### REQUIREMENTS
Could you output each line of the data that follows exactly?
___ EXCERPTED DATA ___
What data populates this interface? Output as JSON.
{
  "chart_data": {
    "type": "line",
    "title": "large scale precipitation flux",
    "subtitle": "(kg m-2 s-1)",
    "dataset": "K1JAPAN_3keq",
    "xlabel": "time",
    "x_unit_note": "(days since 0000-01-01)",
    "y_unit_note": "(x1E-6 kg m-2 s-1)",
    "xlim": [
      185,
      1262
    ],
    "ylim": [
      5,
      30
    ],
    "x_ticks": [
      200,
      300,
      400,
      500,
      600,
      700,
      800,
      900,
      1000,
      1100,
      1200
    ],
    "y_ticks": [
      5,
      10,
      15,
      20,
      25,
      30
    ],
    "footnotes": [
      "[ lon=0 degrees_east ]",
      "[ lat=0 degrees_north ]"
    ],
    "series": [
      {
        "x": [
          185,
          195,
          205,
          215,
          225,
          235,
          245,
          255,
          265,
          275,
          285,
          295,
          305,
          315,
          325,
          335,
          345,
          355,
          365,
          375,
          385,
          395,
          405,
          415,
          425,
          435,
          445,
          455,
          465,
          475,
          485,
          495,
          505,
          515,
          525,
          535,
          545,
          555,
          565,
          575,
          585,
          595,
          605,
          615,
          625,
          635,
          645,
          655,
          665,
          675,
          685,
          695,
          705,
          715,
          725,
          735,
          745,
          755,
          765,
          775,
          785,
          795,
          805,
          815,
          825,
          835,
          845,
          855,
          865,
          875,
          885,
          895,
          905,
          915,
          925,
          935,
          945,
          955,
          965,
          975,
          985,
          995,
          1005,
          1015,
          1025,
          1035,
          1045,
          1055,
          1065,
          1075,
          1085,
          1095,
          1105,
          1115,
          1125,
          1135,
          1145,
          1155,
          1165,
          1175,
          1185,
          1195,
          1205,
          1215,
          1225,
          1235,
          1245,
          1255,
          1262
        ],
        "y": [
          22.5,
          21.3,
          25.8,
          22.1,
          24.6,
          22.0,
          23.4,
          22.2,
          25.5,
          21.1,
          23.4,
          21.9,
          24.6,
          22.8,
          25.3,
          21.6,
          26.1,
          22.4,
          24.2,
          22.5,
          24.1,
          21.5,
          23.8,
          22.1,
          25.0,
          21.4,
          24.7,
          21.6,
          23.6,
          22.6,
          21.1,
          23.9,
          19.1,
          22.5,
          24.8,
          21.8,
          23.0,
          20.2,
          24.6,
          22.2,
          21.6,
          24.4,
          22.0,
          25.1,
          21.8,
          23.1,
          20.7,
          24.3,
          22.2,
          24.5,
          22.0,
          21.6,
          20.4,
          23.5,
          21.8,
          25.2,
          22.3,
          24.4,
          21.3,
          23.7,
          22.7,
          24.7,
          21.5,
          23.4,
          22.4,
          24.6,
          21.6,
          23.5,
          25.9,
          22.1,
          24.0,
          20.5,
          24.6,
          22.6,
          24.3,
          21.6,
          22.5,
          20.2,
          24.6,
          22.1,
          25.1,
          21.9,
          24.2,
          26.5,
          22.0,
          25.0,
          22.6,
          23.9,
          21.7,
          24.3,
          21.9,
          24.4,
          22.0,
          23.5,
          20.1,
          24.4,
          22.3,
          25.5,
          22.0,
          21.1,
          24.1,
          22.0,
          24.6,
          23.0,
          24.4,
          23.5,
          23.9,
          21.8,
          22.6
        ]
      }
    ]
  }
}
___
### REPLY TO THE TASK
What data populates this interface? Output as JSON.
{
  "chart_data": {
    "type": "line",
    "title": "large scale precipitation flux",
    "subtitle": "(kg m-2 s-1)",
    "dataset": "K1JAPAN_3keq",
    "xlabel": "time",
    "x_unit_note": "(days since 0000-01-01)",
    "y_unit_note": "(x1E-6 kg m-2 s-1)",
    "xlim": [
      185,
      1262
    ],
    "ylim": [
      5,
      30
    ],
    "x_ticks": [
      200,
      300,
      400,
      500,
      600,
      700,
      800,
      900,
      1000,
      1100,
      1200
    ],
    "y_ticks": [
      5,
      10,
      15,
      20,
      25,
      30
    ],
    "footnotes": [
      "[ lon=0 degrees_east ]",
      "[ lat=0 degrees_north ]"
    ],
    "series": [
      {
        "x": [
          185,
          195,
          205,
          215,
          225,
          235,
          245,
          255,
          265,
          275,
          285,
          295,
          305,
          315,
          325,
          335,
          345,
          355,
          365,
          375,
          385,
          395,
          405,
          415,
          425,
          435,
          445,
          455,
          465,
          475,
          485,
          495,
          505,
          515,
          525,
          535,
          545,
          555,
          565,
          575,
          585,
          595,
          605,
          615,
          625,
          635,
          645,
          655,
          665,
          675,
          685,
          695,
          705,
          715,
          725,
          735,
          745,
          755,
          765,
          775,
          785,
          795,
          805,
          815,
          825,
          835,
          845,
          855,
          865,
          875,
          885,
          895,
          905,
          915,
          925,
          935,
          945,
          955,
          965,
          975,
          985,
          995,
          1005,
          1015,
          1025,
          1035,
          1045,
          1055,
          1065,
          1075,
          1085,
          1095,
          1105,
          1115,
          1125,
          1135,
          1145,
          1155,
          1165,
          1175,
          1185,
          1195,
          1205,
          1215,
          1225,
          1235,
          1245,
          1255,
          1262
        ],
        "y": [
          22.5,
          21.3,
          25.8,
          22.1,
          24.6,
          22.0,
          23.4,
          22.2,
          25.5,
          21.1,
          23.4,
          21.9,
          24.6,
          22.8,
          25.3,
          21.6,
          26.1,
          22.4,
          24.2,
          22.5,
          24.1,
          21.5,
          23.8,
          22.1,
          25.0,
          21.4,
          24.7,
          21.6,
          23.6,
          22.6,
          21.1,
          23.9,
          19.1,
          22.5,
          24.8,
          21.8,
          23.0,
          20.2,
          24.6,
          22.2,
          21.6,
          24.4,
          22.0,
          25.1,
          21.8,
          23.1,
          20.7,
          24.3,
          22.2,
          24.5,
          22.0,
          21.6,
          20.4,
          23.5,
          21.8,
          25.2,
          22.3,
          24.4,
          21.3,
          23.7,
          22.7,
          24.7,
          21.5,
          23.4,
          22.4,
          24.6,
          21.6,
          23.5,
          25.9,
          22.1,
          24.0,
          20.5,
          24.6,
          22.6,
          24.3,
          21.6,
          22.5,
          20.2,
          24.6,
          22.1,
          25.1,
          21.9,
          24.2,
          26.5,
          22.0,
          25.0,
          22.6,
          23.9,
          21.7,
          24.3,
          21.9,
          24.4,
          22.0,
          23.5,
          20.1,
          24.4,
          22.3,
          25.5,
          22.0,
          21.1,
          24.1,
          22.0,
          24.6,
          23.0,
          24.4,
          23.5,
          23.9,
          21.8,
          22.6
        ]
      }
    ]
  }
}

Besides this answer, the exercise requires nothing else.